#### KUTIPAN DOKUMEN ####

Pada masyarakat yang bersahaja
susunan dan organisasinya, mungkin kemiskinan bukan merupakan masalah sosial
karena mereka menganggap bahwa semuanya telah ditakdirkan sehingga tidak ada
usaha-usaha untuk mengatasinya. Mereka tidak akan terlalu memerhatikan keadaan
tersebut, kecuali apabila mereka betul-betul menderita karenanya. Faktor-faktor
yang menyebabkan mereka membenci kemiskinan adalah kesadaran bahwa mereka telah
gagal untuk memperoleh lebih daripada apa yang telah dimilikinya dan perasaan
akan adanya ketidakadilan.
Pada masyarakat modern yang urmit,
kemiskinan menjadi suatu masalah sosial karena sikap yang membenci kemiskinan
tadi. Seseorang bukan merasa miskin karena kurang makan, pakaian atau
perumahan, tetapi, karena harta miliknya dianggap tidak cukup untuk memenuhi
taraf kehidupan yang ada. Hal ini terlihat di kota-kota besar Indonesia,
seperti Jakarta; seseorang dianggap miskin karena tidak memiliki radio,
televise, atau mobil sehingga lama-kelamaan benda-benda sekunder tersebut
dijadikan ukuran bagi keadaan sosial-ekonomi seseorang, yaitu apakah dia miskin
atau kaya. Dengan demikian, persoalannya mungkin menjadi lain, yaitu tidak
adanya pembagian kekayaan yang merata.

#### BARIS DATA ####

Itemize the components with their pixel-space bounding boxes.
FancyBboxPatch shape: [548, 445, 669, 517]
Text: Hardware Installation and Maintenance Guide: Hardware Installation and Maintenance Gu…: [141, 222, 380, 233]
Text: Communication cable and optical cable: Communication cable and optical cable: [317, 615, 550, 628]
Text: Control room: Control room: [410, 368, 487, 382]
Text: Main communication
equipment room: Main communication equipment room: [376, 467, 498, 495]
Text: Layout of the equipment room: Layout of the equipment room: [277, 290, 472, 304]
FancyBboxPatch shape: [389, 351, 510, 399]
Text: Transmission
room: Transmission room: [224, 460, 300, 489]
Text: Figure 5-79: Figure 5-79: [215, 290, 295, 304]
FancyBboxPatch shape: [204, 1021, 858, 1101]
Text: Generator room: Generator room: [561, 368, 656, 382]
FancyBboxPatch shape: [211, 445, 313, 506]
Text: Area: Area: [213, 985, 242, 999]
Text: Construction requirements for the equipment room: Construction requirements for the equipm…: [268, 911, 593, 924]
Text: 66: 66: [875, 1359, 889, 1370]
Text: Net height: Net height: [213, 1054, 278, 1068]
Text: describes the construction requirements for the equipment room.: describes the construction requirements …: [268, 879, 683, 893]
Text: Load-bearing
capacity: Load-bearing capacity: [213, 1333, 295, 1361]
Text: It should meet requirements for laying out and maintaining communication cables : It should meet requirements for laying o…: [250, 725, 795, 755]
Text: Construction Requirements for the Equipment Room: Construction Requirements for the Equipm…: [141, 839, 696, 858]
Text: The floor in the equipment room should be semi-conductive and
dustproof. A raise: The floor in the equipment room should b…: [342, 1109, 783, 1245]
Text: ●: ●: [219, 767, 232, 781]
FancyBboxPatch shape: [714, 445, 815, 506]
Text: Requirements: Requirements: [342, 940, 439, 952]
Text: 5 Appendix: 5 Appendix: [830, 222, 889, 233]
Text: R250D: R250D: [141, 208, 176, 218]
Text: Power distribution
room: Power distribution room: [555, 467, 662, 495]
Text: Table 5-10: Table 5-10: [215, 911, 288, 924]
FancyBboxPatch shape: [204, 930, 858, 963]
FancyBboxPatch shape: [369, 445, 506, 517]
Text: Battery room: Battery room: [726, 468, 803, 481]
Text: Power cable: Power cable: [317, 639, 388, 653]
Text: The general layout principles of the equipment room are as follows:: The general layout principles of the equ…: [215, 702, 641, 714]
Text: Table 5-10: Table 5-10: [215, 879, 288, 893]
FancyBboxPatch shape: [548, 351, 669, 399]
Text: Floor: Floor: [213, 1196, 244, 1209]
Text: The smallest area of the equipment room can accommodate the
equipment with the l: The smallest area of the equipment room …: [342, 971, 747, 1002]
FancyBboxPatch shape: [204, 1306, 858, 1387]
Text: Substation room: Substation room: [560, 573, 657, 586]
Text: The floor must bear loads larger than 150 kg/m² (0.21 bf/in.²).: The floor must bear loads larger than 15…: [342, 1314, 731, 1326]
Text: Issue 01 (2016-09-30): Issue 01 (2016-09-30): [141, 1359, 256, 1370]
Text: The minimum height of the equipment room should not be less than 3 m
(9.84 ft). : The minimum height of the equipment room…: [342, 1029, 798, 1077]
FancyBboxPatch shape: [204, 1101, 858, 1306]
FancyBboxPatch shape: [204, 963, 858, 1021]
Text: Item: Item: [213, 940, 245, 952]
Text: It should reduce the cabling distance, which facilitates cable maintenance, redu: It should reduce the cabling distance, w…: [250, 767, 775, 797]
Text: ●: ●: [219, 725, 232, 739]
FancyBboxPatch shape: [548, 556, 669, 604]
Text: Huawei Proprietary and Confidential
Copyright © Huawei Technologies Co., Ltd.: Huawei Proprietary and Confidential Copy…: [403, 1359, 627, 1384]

####

### DAFTAR TUGAS
A. Laporkan setiap baris data yang memuat kata "height".
B. Sambung tulisan tentang kemiskinan di atas, mulai tepat setelah kalimat terakhirnya.

### JAWABAN YANG DIHARAPKAN
A.
Text: Net height: Net height: [213, 1054, 278, 1068]
Text: The minimum height of the equipment room should not be less than 3 m
(9.84 ft). : The minimum height of the equipment room…: [342, 1029, 798, 1077]

B.
Persoalan menjadi lain bagi mereka
yang turut dalam arus urbanisasi, tetapi gagal mencari pekerjaan. Bagi mereka
pokok persoalan kemiskinan disebabkan tidak mampu memenuhi kebutuhan-kebutuhan
primer sehingga timbul tuna karya, tuna susila, dan lain sebagainya. Secara
sosiologis, sebab-sebab timbulnya masalah tersebut adalah karena salah- satu
lembaga kemasyarakatan tidak berfungsi dengan baik, yaitu lembaga
kemasyarakatan di bidang ekonomi. Kepincangan tersebut akan menjalar ke
bidang-bidang lainnya, misalnya, pada kehidupan keluarga yang tertimpa kemiskinan
tersebut.
2.2
Ciri-ciri Masyarakat yang Berada di Bawah Garis Kemiskinan
Masyarakat
yang hidup di bawah garis kemiskinan memiliki ciri-ciri sebagai berikut:
a. Tidak
memiliki faktor produksi sendiri seperti tanah, modal, dan keterampilan.
b. Tidak
memiliki kemungkinan untuk memperoleh aset produksi dengan kekuatan sendiri
seperti untuk meperoleh tanah garapan atau modal usaha.
c. Tingkat
pendidikan mereka rendah, tidak sampai tamat sekolah dasar karena harus
membantu orang tua mencari tambahan penghasilan.
d. Kebanyakan
tinggal di desa sebagai pekerja bebas (self
employed), berusaha apa saja.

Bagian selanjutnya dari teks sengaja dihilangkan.